(Figure collection entries)
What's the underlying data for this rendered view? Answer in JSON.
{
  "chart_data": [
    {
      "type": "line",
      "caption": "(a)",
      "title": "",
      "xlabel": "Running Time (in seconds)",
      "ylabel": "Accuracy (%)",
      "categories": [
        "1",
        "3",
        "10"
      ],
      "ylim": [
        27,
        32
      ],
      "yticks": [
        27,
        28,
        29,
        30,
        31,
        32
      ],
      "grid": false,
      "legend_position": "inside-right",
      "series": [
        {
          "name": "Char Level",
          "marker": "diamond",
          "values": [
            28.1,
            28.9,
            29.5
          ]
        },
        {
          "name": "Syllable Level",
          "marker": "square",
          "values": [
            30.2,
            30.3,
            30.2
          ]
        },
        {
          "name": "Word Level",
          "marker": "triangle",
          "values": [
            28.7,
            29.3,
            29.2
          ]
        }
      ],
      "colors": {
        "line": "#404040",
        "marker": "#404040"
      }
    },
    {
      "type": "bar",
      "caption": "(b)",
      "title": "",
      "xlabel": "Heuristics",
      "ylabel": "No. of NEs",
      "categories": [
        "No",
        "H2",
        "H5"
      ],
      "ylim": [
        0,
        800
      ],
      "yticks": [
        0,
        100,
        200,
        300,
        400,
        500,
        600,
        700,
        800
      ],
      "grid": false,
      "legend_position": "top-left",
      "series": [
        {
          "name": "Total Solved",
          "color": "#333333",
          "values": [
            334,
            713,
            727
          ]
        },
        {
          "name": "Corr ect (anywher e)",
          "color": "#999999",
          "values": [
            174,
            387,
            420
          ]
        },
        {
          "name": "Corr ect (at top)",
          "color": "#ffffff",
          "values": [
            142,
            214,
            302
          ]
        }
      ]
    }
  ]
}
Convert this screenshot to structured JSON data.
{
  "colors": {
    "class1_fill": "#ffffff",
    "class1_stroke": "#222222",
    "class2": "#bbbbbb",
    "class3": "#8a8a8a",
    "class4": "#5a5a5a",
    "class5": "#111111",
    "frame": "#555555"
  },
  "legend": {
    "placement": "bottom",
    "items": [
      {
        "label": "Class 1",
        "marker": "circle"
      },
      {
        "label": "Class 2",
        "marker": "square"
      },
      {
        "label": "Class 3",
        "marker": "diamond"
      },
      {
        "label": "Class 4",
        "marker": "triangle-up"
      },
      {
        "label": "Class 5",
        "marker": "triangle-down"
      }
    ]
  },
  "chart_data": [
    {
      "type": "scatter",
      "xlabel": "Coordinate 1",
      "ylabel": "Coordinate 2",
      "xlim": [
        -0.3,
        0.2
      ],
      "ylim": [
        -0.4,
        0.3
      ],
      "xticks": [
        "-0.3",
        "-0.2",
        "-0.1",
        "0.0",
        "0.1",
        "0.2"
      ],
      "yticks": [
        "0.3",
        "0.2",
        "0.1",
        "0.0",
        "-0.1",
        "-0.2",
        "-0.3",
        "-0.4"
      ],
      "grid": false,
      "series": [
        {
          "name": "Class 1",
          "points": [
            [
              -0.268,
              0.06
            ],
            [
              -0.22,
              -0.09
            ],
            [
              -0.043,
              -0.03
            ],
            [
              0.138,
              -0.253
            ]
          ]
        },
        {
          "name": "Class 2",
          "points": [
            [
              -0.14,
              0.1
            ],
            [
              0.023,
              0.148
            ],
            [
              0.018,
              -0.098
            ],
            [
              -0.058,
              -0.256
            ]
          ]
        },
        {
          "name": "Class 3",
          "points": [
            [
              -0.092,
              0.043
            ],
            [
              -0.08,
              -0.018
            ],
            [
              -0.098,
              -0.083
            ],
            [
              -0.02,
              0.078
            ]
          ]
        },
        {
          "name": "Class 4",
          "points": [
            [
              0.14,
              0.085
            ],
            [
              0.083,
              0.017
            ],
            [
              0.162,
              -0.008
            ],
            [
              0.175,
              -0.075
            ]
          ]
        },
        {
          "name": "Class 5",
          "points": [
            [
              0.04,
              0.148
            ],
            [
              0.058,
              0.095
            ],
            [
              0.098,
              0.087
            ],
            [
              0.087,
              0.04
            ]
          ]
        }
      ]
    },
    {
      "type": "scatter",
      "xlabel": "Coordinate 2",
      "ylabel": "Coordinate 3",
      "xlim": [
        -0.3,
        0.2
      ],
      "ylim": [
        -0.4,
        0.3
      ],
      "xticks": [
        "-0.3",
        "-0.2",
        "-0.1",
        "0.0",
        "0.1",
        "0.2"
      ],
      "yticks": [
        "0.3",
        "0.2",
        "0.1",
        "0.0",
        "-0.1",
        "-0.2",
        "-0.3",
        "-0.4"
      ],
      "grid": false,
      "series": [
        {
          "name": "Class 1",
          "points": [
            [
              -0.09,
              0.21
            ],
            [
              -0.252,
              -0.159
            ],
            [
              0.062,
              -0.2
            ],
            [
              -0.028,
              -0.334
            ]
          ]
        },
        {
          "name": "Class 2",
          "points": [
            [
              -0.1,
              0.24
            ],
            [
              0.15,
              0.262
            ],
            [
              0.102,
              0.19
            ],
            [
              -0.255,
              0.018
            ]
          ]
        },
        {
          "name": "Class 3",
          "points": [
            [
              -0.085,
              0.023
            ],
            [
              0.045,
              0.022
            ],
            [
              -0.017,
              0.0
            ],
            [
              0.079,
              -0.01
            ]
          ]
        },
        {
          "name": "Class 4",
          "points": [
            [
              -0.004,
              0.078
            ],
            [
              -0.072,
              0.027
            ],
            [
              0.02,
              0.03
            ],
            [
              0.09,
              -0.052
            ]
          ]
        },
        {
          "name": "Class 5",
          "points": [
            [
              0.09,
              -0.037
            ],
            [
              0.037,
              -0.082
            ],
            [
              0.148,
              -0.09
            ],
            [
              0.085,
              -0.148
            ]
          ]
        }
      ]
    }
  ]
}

### Requirement
Extract the listing in its entirety, matching it exactly.

### Complete response
What's the underlying data for this rendered view? Answer in JSON.
{
  "chart_data": [
    {
      "type": "line",
      "caption": "(a)",
      "title": "",
      "xlabel": "Running Time (in seconds)",
      "ylabel": "Accuracy (%)",
      "categories": [
        "1",
        "3",
        "10"
      ],
      "ylim": [
        27,
        32
      ],
      "yticks": [
        27,
        28,
        29,
        30,
        31,
        32
      ],
      "grid": false,
      "legend_position": "inside-right",
      "series": [
        {
          "name": "Char Level",
          "marker": "diamond",
          "values": [
            28.1,
            28.9,
            29.5
          ]
        },
        {
          "name": "Syllable Level",
          "marker": "square",
          "values": [
            30.2,
            30.3,
            30.2
          ]
        },
        {
          "name": "Word Level",
          "marker": "triangle",
          "values": [
            28.7,
            29.3,
            29.2
          ]
        }
      ],
      "colors": {
        "line": "#404040",
        "marker": "#404040"
      }
    },
    {
      "type": "bar",
      "caption": "(b)",
      "title": "",
      "xlabel": "Heuristics",
      "ylabel": "No. of NEs",
      "categories": [
        "No",
        "H2",
        "H5"
      ],
      "ylim": [
        0,
        800
      ],
      "yticks": [
        0,
        100,
        200,
        300,
        400,
        500,
        600,
        700,
        800
      ],
      "grid": false,
      "legend_position": "top-left",
      "series": [
        {
          "name": "Total Solved",
          "color": "#333333",
          "values": [
            334,
            713,
            727
          ]
        },
        {
          "name": "Corr ect (anywher e)",
          "color": "#999999",
          "values": [
            174,
            387,
            420
          ]
        },
        {
          "name": "Corr ect (at top)",
          "color": "#ffffff",
          "values": [
            142,
            214,
            302
          ]
        }
      ]
    }
  ]
}
Convert this screenshot to structured JSON data.
{
  "colors": {
    "class1_fill": "#ffffff",
    "class1_stroke": "#222222",
    "class2": "#bbbbbb",
    "class3": "#8a8a8a",
    "class4": "#5a5a5a",
    "class5": "#111111",
    "frame": "#555555"
  },
  "legend": {
    "placement": "bottom",
    "items": [
      {
        "label": "Class 1",
        "marker": "circle"
      },
      {
        "label": "Class 2",
        "marker": "square"
      },
      {
        "label": "Class 3",
        "marker": "diamond"
      },
      {
        "label": "Class 4",
        "marker": "triangle-up"
      },
      {
        "label": "Class 5",
        "marker": "triangle-down"
      }
    ]
  },
  "chart_data": [
    {
      "type": "scatter",
      "xlabel": "Coordinate 1",
      "ylabel": "Coordinate 2",
      "xlim": [
        -0.3,
        0.2
      ],
      "ylim": [
        -0.4,
        0.3
      ],
      "xticks": [
        "-0.3",
        "-0.2",
        "-0.1",
        "0.0",
        "0.1",
        "0.2"
      ],
      "yticks": [
        "0.3",
        "0.2",
        "0.1",
        "0.0",
        "-0.1",
        "-0.2",
        "-0.3",
        "-0.4"
      ],
      "grid": false,
      "series": [
        {
          "name": "Class 1",
          "points": [
            [
              -0.268,
              0.06
            ],
            [
              -0.22,
              -0.09
            ],
            [
              -0.043,
              -0.03
            ],
            [
              0.138,
              -0.253
            ]
          ]
        },
        {
          "name": "Class 2",
          "points": [
            [
              -0.14,
              0.1
            ],
            [
              0.023,
              0.148
            ],
            [
              0.018,
              -0.098
            ],
            [
              -0.058,
              -0.256
            ]
          ]
        },
        {
          "name": "Class 3",
          "points": [
            [
              -0.092,
              0.043
            ],
            [
              -0.08,
              -0.018
            ],
            [
              -0.098,
              -0.083
            ],
            [
              -0.02,
              0.078
            ]
          ]
        },
        {
          "name": "Class 4",
          "points": [
            [
              0.14,
              0.085
            ],
            [
              0.083,
              0.017
            ],
            [
              0.162,
              -0.008
            ],
            [
              0.175,
              -0.075
            ]
          ]
        },
        {
          "name": "Class 5",
          "points": [
            [
              0.04,
              0.148
            ],
            [
              0.058,
              0.095
            ],
            [
              0.098,
              0.087
            ],
            [
              0.087,
              0.04
            ]
          ]
        }
      ]
    },
    {
      "type": "scatter",
      "xlabel": "Coordinate 2",
      "ylabel": "Coordinate 3",
      "xlim": [
        -0.3,
        0.2
      ],
      "ylim": [
        -0.4,
        0.3
      ],
      "xticks": [
        "-0.3",
        "-0.2",
        "-0.1",
        "0.0",
        "0.1",
        "0.2"
      ],
      "yticks": [
        "0.3",
        "0.2",
        "0.1",
        "0.0",
        "-0.1",
        "-0.2",
        "-0.3",
        "-0.4"
      ],
      "grid": false,
      "series": [
        {
          "name": "Class 1",
          "points": [
            [
              -0.09,
              0.21
            ],
            [
              -0.252,
              -0.159
            ],
            [
              0.062,
              -0.2
            ],
            [
              -0.028,
              -0.334
            ]
          ]
        },
        {
          "name": "Class 2",
          "points": [
            [
              -0.1,
              0.24
            ],
            [
              0.15,
              0.262
            ],
            [
              0.102,
              0.19
            ],
            [
              -0.255,
              0.018
            ]
          ]
        },
        {
          "name": "Class 3",
          "points": [
            [
              -0.085,
              0.023
            ],
            [
              0.045,
              0.022
            ],
            [
              -0.017,
              0.0
            ],
            [
              0.079,
              -0.01
            ]
          ]
        },
        {
          "name": "Class 4",
          "points": [
            [
              -0.004,
              0.078
            ],
            [
              -0.072,
              0.027
            ],
            [
              0.02,
              0.03
            ],
            [
              0.09,
              -0.052
            ]
          ]
        },
        {
          "name": "Class 5",
          "points": [
            [
              0.09,
              -0.037
            ],
            [
              0.037,
              -0.082
            ],
            [
              0.148,
              -0.09
            ],
            [
              0.085,
              -0.148
            ]
          ]
        }
      ]
    }
  ]
}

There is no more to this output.